• _Written exercise_
Set down the material below word for word, excluding the pictures.
━━━━━ Records shown
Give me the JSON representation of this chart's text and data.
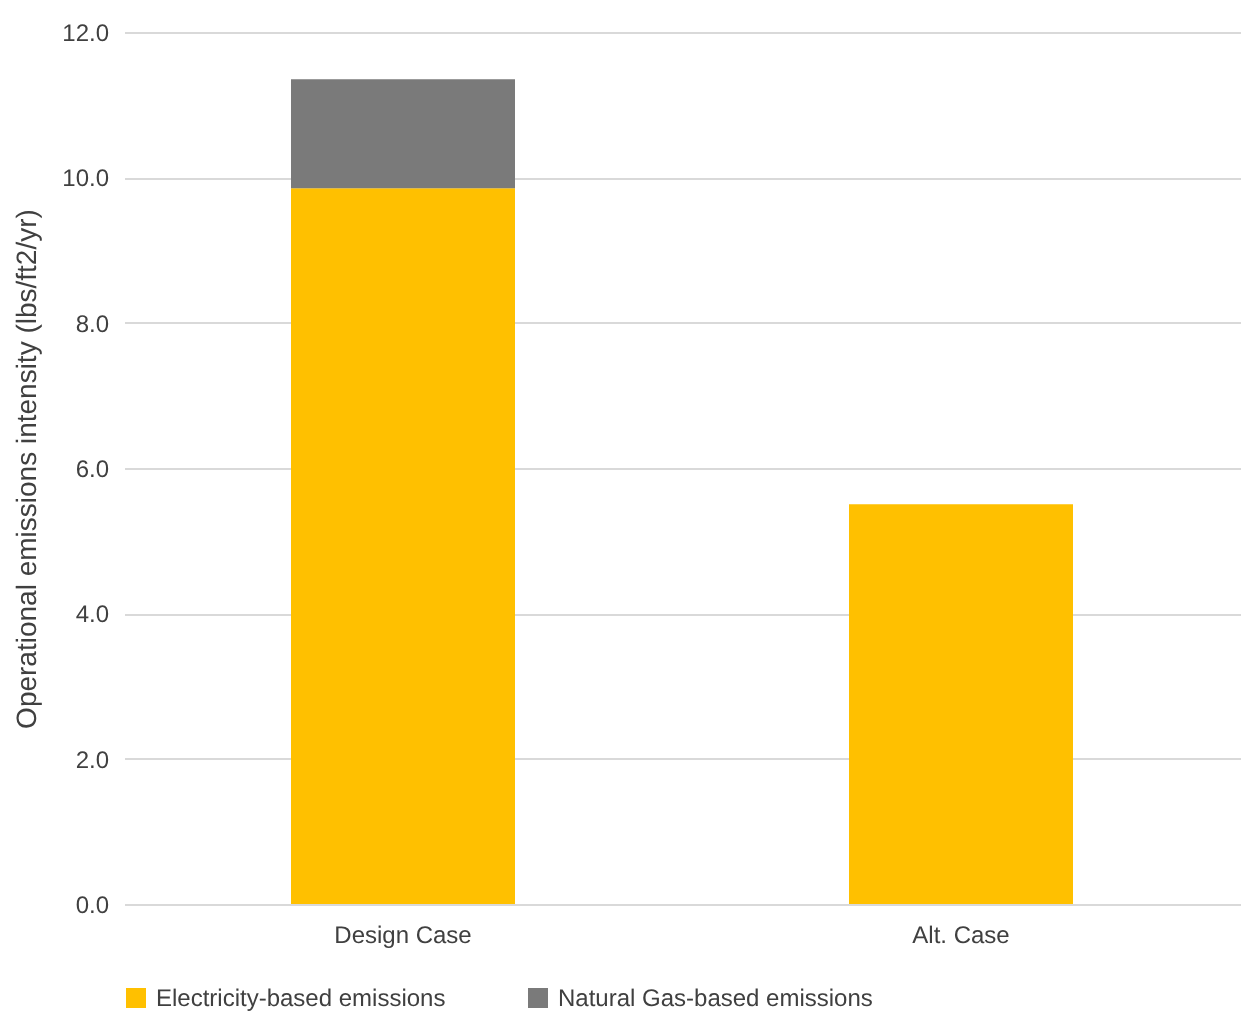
{
  "chart_data": {
    "type": "bar",
    "ylabel": "Operational emissions intensity (lbs/ft2/yr)",
    "categories": [
      "Design Case",
      "Alt. Case"
    ],
    "series": [
      {
        "name": "Electricity-based emissions",
        "color": "#ffc000",
        "values": [
          9.85,
          5.5
        ]
      },
      {
        "name": "Natural Gas-based emissions",
        "color": "#7a7a7a",
        "values": [
          1.5,
          null
        ]
      }
    ],
    "stacked": true,
    "ylim": [
      0,
      12
    ],
    "yticks": [
      {
        "value": 0,
        "label": "0.0"
      },
      {
        "value": 2,
        "label": "2.0"
      },
      {
        "value": 4,
        "label": "4.0"
      },
      {
        "value": 6,
        "label": "6.0"
      },
      {
        "value": 8,
        "label": "8.0"
      },
      {
        "value": 10,
        "label": "10.0"
      },
      {
        "value": 12,
        "label": "12.0"
      }
    ],
    "grid": "y",
    "legend": "bottom"
  }
}
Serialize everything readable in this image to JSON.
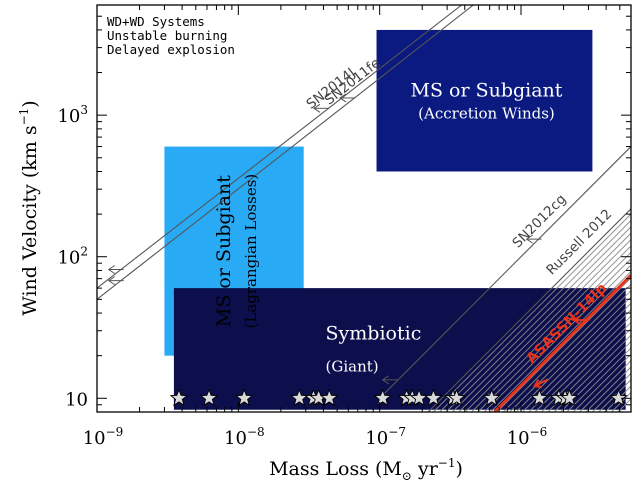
{
  "chart_data": {
    "type": "scatter",
    "xlabel": "Mass Loss (M",
    "xlabel_sub": "⊙",
    "xlabel_tail": " yr",
    "xlabel_exp": "−1",
    "xlabel_close": ")",
    "ylabel": "Wind Velocity (km s",
    "ylabel_exp": "−1",
    "ylabel_close": ")",
    "xscale": "log",
    "yscale": "log",
    "xlim": [
      1e-09,
      6e-06
    ],
    "ylim": [
      8,
      6000
    ],
    "x_ticks": [
      {
        "value": 1e-09,
        "base": "10",
        "exp": "−9"
      },
      {
        "value": 1e-08,
        "base": "10",
        "exp": "−8"
      },
      {
        "value": 1e-07,
        "base": "10",
        "exp": "−7"
      },
      {
        "value": 1e-06,
        "base": "10",
        "exp": "−6"
      }
    ],
    "y_ticks": [
      {
        "value": 10,
        "base": "10",
        "exp": ""
      },
      {
        "value": 100,
        "base": "10",
        "exp": "2"
      },
      {
        "value": 1000,
        "base": "10",
        "exp": "3"
      }
    ],
    "corner_note": [
      "WD+WD Systems",
      "Unstable burning",
      "Delayed explosion"
    ],
    "regions": [
      {
        "x0": 9.5e-08,
        "x1": 3.2e-06,
        "y0": 400,
        "y1": 4000,
        "color": "#0b1a80",
        "labels": [
          "MS or Subgiant",
          "(Accretion Winds)"
        ],
        "text_color": "#ffffff",
        "orient": "h"
      },
      {
        "x0": 3e-09,
        "x1": 2.9e-08,
        "y0": 20,
        "y1": 600,
        "color": "#29aaf5",
        "labels": [
          "MS or Subgiant",
          "(Lagrangian Losses)"
        ],
        "text_color": "#000000",
        "orient": "v"
      },
      {
        "x0": 3.5e-09,
        "x1": 5.5e-06,
        "y0": 8.3,
        "y1": 60,
        "color": "#0c0f4c",
        "labels": [
          "Symbiotic",
          "(Giant)"
        ],
        "text_color": "#ffffff",
        "orient": "h"
      }
    ],
    "constraints": [
      {
        "label": "SN2014J",
        "x0": 1e-09,
        "y0": 60,
        "x1": 3.8e-07,
        "y1": 6000,
        "arrow_at": 3.6e-08,
        "color": "#555555"
      },
      {
        "label": "SN2011fe",
        "x0": 1e-09,
        "y0": 50,
        "x1": 4.6e-07,
        "y1": 6000,
        "arrow_at": 5.5e-08,
        "color": "#555555"
      },
      {
        "label": "SN2012cg",
        "x0": 1e-07,
        "y0": 10,
        "x1": 6e-06,
        "y1": 600,
        "arrow_at": 1.15e-06,
        "color": "#555555"
      },
      {
        "label": "Russell 2012",
        "x0": 2.2e-07,
        "y0": 8,
        "x1": 6e-06,
        "y1": 218,
        "arrow_at": null,
        "color": "#555555"
      },
      {
        "label": "ASASSN-14lp",
        "x0": 6.5e-07,
        "y0": 8,
        "x1": 6e-06,
        "y1": 74,
        "arrow_at": 2.5e-06,
        "color": "#e8331c"
      }
    ],
    "stars": {
      "y": 10,
      "x": [
        3.8e-09,
        6.2e-09,
        1.1e-08,
        2.7e-08,
        3.4e-08,
        3.7e-08,
        4.4e-08,
        1.05e-07,
        1.55e-07,
        1.7e-07,
        1.9e-07,
        2.4e-07,
        3.3e-07,
        3.5e-07,
        6.2e-07,
        1.35e-06,
        1.85e-06,
        2.05e-06,
        2.2e-06,
        4.9e-06
      ]
    }
  }
}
━━━━━━━━━━
• _Reply to the task_
Give me the JSON representation of this chart's text and data.
{
  "chart_data": {
    "type": "bar",
    "ylabel": "Operational emissions intensity (lbs/ft2/yr)",
    "categories": [
      "Design Case",
      "Alt. Case"
    ],
    "series": [
      {
        "name": "Electricity-based emissions",
        "color": "#ffc000",
        "values": [
          9.85,
          5.5
        ]
      },
      {
        "name": "Natural Gas-based emissions",
        "color": "#7a7a7a",
        "values": [
          1.5,
          null
        ]
      }
    ],
    "stacked": true,
    "ylim": [
      0,
      12
    ],
    "yticks": [
      {
        "value": 0,
        "label": "0.0"
      },
      {
        "value": 2,
        "label": "2.0"
      },
      {
        "value": 4,
        "label": "4.0"
      },
      {
        "value": 6,
        "label": "6.0"
      },
      {
        "value": 8,
        "label": "8.0"
      },
      {
        "value": 10,
        "label": "10.0"
      },
      {
        "value": 12,
        "label": "12.0"
      }
    ],
    "grid": "y",
    "legend": "bottom"
  }
}
Serialize everything readable in this image to JSON.
{
  "chart_data": {
    "type": "scatter",
    "xlabel": "Mass Loss (M",
    "xlabel_sub": "⊙",
    "xlabel_tail": " yr",
    "xlabel_exp": "−1",
    "xlabel_close": ")",
    "ylabel": "Wind Velocity (km s",
    "ylabel_exp": "−1",
    "ylabel_close": ")",
    "xscale": "log",
    "yscale": "log",
    "xlim": [
      1e-09,
      6e-06
    ],
    "ylim": [
      8,
      6000
    ],
    "x_ticks": [
      {
        "value": 1e-09,
        "base": "10",
        "exp": "−9"
      },
      {
        "value": 1e-08,
        "base": "10",
        "exp": "−8"
      },
      {
        "value": 1e-07,
        "base": "10",
        "exp": "−7"
      },
      {
        "value": 1e-06,
        "base": "10",
        "exp": "−6"
      }
    ],
    "y_ticks": [
      {
        "value": 10,
        "base": "10",
        "exp": ""
      },
      {
        "value": 100,
        "base": "10",
        "exp": "2"
      },
      {
        "value": 1000,
        "base": "10",
        "exp": "3"
      }
    ],
    "corner_note": [
      "WD+WD Systems",
      "Unstable burning",
      "Delayed explosion"
    ],
    "regions": [
      {
        "x0": 9.5e-08,
        "x1": 3.2e-06,
        "y0": 400,
        "y1": 4000,
        "color": "#0b1a80",
        "labels": [
          "MS or Subgiant",
          "(Accretion Winds)"
        ],
        "text_color": "#ffffff",
        "orient": "h"
      },
      {
        "x0": 3e-09,
        "x1": 2.9e-08,
        "y0": 20,
        "y1": 600,
        "color": "#29aaf5",
        "labels": [
          "MS or Subgiant",
          "(Lagrangian Losses)"
        ],
        "text_color": "#000000",
        "orient": "v"
      },
      {
        "x0": 3.5e-09,
        "x1": 5.5e-06,
        "y0": 8.3,
        "y1": 60,
        "color": "#0c0f4c",
        "labels": [
          "Symbiotic",
          "(Giant)"
        ],
        "text_color": "#ffffff",
        "orient": "h"
      }
    ],
    "constraints": [
      {
        "label": "SN2014J",
        "x0": 1e-09,
        "y0": 60,
        "x1": 3.8e-07,
        "y1": 6000,
        "arrow_at": 3.6e-08,
        "color": "#555555"
      },
      {
        "label": "SN2011fe",
        "x0": 1e-09,
        "y0": 50,
        "x1": 4.6e-07,
        "y1": 6000,
        "arrow_at": 5.5e-08,
        "color": "#555555"
      },
      {
        "label": "SN2012cg",
        "x0": 1e-07,
        "y0": 10,
        "x1": 6e-06,
        "y1": 600,
        "arrow_at": 1.15e-06,
        "color": "#555555"
      },
      {
        "label": "Russell 2012",
        "x0": 2.2e-07,
        "y0": 8,
        "x1": 6e-06,
        "y1": 218,
        "arrow_at": null,
        "color": "#555555"
      },
      {
        "label": "ASASSN-14lp",
        "x0": 6.5e-07,
        "y0": 8,
        "x1": 6e-06,
        "y1": 74,
        "arrow_at": 2.5e-06,
        "color": "#e8331c"
      }
    ],
    "stars": {
      "y": 10,
      "x": [
        3.8e-09,
        6.2e-09,
        1.1e-08,
        2.7e-08,
        3.4e-08,
        3.7e-08,
        4.4e-08,
        1.05e-07,
        1.55e-07,
        1.7e-07,
        1.9e-07,
        2.4e-07,
        3.3e-07,
        3.5e-07,
        6.2e-07,
        1.35e-06,
        1.85e-06,
        2.05e-06,
        2.2e-06,
        4.9e-06
      ]
    }
  }
}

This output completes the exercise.